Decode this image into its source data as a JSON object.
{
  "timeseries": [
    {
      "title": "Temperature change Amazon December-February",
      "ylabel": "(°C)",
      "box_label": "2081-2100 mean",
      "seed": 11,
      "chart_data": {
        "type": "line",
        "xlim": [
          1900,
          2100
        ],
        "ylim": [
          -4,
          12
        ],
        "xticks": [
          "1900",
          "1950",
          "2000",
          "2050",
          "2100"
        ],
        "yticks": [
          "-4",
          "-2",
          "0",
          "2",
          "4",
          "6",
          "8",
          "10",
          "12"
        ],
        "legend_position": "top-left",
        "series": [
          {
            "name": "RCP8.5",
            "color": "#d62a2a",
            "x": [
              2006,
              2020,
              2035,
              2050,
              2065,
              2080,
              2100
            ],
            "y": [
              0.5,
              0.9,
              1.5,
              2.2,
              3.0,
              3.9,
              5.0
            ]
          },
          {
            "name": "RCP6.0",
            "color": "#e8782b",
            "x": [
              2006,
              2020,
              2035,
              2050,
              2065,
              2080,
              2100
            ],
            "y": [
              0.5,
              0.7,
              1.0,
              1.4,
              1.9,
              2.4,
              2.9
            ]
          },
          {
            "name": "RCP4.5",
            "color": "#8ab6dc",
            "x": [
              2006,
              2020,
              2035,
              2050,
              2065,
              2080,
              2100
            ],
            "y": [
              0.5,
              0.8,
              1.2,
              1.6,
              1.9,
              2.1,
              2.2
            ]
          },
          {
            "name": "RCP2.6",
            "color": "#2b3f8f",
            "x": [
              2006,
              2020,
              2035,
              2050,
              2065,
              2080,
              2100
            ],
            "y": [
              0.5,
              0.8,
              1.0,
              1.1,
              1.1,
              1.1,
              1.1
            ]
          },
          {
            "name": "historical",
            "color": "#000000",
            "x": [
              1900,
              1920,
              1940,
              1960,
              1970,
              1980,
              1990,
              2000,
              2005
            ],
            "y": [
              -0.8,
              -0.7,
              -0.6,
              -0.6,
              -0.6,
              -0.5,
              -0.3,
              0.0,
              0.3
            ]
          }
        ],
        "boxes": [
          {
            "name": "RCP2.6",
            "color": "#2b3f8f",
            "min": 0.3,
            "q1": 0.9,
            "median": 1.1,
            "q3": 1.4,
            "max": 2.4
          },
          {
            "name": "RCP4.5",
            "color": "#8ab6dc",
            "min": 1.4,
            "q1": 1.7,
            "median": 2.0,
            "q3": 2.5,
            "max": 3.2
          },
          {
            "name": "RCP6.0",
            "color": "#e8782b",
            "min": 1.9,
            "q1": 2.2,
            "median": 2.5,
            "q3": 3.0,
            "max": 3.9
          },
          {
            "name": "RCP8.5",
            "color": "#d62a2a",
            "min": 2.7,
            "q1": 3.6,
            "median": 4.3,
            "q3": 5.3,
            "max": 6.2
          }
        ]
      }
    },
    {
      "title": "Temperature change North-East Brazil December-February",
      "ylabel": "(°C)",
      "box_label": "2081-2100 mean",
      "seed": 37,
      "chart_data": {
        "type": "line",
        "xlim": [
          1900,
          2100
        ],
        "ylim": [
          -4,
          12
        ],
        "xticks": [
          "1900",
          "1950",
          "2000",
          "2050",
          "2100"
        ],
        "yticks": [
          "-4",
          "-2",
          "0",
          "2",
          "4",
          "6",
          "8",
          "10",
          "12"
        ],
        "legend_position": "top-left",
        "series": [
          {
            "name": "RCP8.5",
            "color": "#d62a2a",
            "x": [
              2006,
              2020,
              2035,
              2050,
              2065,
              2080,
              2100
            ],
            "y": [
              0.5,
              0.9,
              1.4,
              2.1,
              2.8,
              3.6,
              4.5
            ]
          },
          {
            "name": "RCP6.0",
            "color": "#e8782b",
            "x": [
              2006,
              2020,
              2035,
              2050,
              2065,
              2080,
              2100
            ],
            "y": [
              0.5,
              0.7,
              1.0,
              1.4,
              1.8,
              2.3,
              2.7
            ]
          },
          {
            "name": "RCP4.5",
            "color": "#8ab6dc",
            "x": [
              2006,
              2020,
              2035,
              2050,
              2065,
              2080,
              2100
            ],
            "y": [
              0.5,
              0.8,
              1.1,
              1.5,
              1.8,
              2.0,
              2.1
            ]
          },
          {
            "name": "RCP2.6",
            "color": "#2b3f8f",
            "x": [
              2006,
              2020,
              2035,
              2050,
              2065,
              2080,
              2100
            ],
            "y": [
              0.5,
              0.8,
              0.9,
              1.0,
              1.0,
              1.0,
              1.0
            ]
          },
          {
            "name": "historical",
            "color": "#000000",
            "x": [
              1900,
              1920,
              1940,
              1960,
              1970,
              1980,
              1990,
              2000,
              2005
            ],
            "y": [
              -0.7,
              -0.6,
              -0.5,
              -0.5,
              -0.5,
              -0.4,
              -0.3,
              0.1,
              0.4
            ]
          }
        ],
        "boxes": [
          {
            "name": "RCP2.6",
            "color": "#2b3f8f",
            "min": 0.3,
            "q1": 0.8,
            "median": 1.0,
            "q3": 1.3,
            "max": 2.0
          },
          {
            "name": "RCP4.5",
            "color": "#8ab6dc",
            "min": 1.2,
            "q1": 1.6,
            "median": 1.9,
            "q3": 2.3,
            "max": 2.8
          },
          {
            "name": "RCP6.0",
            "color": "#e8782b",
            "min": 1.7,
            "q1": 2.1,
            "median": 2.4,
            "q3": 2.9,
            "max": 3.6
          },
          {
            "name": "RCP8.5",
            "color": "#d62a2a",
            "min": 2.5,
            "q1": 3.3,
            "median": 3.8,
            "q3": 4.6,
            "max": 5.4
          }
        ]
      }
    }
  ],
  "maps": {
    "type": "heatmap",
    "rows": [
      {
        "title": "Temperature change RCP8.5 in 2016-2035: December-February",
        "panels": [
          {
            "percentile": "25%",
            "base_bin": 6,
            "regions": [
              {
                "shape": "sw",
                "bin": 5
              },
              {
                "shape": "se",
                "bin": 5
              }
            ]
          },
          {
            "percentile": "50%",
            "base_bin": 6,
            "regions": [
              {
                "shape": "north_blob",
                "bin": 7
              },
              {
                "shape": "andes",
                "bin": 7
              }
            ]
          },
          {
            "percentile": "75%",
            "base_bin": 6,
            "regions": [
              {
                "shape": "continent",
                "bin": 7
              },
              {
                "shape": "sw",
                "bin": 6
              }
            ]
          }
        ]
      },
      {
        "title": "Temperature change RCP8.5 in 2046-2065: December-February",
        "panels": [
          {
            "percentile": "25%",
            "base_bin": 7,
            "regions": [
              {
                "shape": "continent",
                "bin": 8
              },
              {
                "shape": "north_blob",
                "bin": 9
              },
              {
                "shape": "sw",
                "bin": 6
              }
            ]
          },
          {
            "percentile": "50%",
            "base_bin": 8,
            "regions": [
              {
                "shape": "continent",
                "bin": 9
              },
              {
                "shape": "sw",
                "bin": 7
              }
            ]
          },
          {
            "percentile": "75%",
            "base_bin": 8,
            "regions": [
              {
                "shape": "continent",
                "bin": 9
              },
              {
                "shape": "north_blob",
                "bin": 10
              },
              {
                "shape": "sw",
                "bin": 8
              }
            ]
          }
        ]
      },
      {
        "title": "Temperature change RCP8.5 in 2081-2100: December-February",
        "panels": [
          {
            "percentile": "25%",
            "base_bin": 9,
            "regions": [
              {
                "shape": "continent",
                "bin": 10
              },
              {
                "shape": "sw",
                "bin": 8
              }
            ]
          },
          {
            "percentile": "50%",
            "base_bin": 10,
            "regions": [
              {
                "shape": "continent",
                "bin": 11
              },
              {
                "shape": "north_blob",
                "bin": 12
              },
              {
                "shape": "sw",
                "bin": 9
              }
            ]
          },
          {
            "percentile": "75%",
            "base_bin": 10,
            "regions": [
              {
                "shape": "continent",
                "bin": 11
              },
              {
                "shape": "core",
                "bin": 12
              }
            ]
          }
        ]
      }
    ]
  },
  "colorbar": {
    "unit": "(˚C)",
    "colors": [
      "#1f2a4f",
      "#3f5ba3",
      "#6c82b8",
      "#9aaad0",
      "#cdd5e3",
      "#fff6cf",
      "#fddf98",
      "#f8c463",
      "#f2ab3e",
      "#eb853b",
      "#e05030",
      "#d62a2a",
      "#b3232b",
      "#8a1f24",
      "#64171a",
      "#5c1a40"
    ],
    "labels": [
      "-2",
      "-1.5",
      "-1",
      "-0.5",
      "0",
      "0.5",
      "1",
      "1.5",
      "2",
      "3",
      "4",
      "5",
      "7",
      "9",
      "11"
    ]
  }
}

The exercise —
Select, from the listing, all lines that include the word "Temperature".

Solution to the problem —
      "title": "Temperature change Amazon December-February",
      "title": "Temperature change North-East Brazil December-February",
        "title": "Temperature change RCP8.5 in 2016-2035: December-February",
        "title": "Temperature change RCP8.5 in 2046-2065: December-February",
        "title": "Temperature change RCP8.5 in 2081-2100: December-February",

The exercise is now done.